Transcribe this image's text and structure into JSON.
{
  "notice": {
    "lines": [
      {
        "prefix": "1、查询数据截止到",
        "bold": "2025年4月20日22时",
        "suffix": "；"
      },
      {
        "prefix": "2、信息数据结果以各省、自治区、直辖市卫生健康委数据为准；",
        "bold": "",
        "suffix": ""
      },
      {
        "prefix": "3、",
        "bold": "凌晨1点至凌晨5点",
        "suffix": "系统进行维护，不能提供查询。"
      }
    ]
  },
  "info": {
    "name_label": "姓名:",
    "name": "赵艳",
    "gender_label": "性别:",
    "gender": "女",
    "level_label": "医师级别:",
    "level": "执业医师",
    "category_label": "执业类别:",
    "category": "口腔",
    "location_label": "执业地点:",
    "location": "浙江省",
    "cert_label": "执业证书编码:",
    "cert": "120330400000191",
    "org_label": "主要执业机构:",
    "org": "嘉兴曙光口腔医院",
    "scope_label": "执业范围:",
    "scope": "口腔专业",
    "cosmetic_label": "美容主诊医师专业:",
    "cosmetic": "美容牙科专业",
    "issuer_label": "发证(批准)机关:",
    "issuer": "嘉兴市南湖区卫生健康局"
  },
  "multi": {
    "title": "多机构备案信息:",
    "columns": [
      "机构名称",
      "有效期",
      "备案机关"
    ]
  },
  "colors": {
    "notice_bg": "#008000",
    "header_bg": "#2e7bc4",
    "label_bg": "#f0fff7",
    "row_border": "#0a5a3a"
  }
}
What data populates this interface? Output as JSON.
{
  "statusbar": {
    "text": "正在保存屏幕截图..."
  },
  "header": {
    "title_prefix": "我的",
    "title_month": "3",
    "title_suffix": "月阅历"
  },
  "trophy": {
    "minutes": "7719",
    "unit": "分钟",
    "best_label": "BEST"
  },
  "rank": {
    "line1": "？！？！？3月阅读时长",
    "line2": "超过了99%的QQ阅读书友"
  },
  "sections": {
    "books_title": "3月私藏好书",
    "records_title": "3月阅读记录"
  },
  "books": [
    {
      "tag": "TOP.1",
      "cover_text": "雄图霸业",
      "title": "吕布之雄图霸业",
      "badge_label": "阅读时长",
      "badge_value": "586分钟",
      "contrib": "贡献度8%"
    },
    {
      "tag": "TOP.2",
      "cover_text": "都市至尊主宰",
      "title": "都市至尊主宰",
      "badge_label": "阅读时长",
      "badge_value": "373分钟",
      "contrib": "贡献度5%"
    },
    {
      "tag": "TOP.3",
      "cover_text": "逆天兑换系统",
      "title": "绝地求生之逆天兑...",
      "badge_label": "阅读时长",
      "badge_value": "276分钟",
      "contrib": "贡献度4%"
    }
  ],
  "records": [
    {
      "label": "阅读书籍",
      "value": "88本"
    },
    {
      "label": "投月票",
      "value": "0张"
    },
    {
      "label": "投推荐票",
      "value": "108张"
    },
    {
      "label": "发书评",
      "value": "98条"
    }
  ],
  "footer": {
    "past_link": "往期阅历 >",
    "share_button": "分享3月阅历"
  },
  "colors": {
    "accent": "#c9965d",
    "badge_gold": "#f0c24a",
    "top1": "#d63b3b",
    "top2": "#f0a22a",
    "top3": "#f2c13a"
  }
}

What you are asked to do
Restate the whole of the material exactly.

Exercise solution
Transcribe this image's text and structure into JSON.
{
  "notice": {
    "lines": [
      {
        "prefix": "1、查询数据截止到",
        "bold": "2025年4月20日22时",
        "suffix": "；"
      },
      {
        "prefix": "2、信息数据结果以各省、自治区、直辖市卫生健康委数据为准；",
        "bold": "",
        "suffix": ""
      },
      {
        "prefix": "3、",
        "bold": "凌晨1点至凌晨5点",
        "suffix": "系统进行维护，不能提供查询。"
      }
    ]
  },
  "info": {
    "name_label": "姓名:",
    "name": "赵艳",
    "gender_label": "性别:",
    "gender": "女",
    "level_label": "医师级别:",
    "level": "执业医师",
    "category_label": "执业类别:",
    "category": "口腔",
    "location_label": "执业地点:",
    "location": "浙江省",
    "cert_label": "执业证书编码:",
    "cert": "120330400000191",
    "org_label": "主要执业机构:",
    "org": "嘉兴曙光口腔医院",
    "scope_label": "执业范围:",
    "scope": "口腔专业",
    "cosmetic_label": "美容主诊医师专业:",
    "cosmetic": "美容牙科专业",
    "issuer_label": "发证(批准)机关:",
    "issuer": "嘉兴市南湖区卫生健康局"
  },
  "multi": {
    "title": "多机构备案信息:",
    "columns": [
      "机构名称",
      "有效期",
      "备案机关"
    ]
  },
  "colors": {
    "notice_bg": "#008000",
    "header_bg": "#2e7bc4",
    "label_bg": "#f0fff7",
    "row_border": "#0a5a3a"
  }
}
What data populates this interface? Output as JSON.
{
  "statusbar": {
    "text": "正在保存屏幕截图..."
  },
  "header": {
    "title_prefix": "我的",
    "title_month": "3",
    "title_suffix": "月阅历"
  },
  "trophy": {
    "minutes": "7719",
    "unit": "分钟",
    "best_label": "BEST"
  },
  "rank": {
    "line1": "？！？！？3月阅读时长",
    "line2": "超过了99%的QQ阅读书友"
  },
  "sections": {
    "books_title": "3月私藏好书",
    "records_title": "3月阅读记录"
  },
  "books": [
    {
      "tag": "TOP.1",
      "cover_text": "雄图霸业",
      "title": "吕布之雄图霸业",
      "badge_label": "阅读时长",
      "badge_value": "586分钟",
      "contrib": "贡献度8%"
    },
    {
      "tag": "TOP.2",
      "cover_text": "都市至尊主宰",
      "title": "都市至尊主宰",
      "badge_label": "阅读时长",
      "badge_value": "373分钟",
      "contrib": "贡献度5%"
    },
    {
      "tag": "TOP.3",
      "cover_text": "逆天兑换系统",
      "title": "绝地求生之逆天兑...",
      "badge_label": "阅读时长",
      "badge_value": "276分钟",
      "contrib": "贡献度4%"
    }
  ],
  "records": [
    {
      "label": "阅读书籍",
      "value": "88本"
    },
    {
      "label": "投月票",
      "value": "0张"
    },
    {
      "label": "投推荐票",
      "value": "108张"
    },
    {
      "label": "发书评",
      "value": "98条"
    }
  ],
  "footer": {
    "past_link": "往期阅历 >",
    "share_button": "分享3月阅历"
  },
  "colors": {
    "accent": "#c9965d",
    "badge_gold": "#f0c24a",
    "top1": "#d63b3b",
    "top2": "#f0a22a",
    "top3": "#f2c13a"
  }
}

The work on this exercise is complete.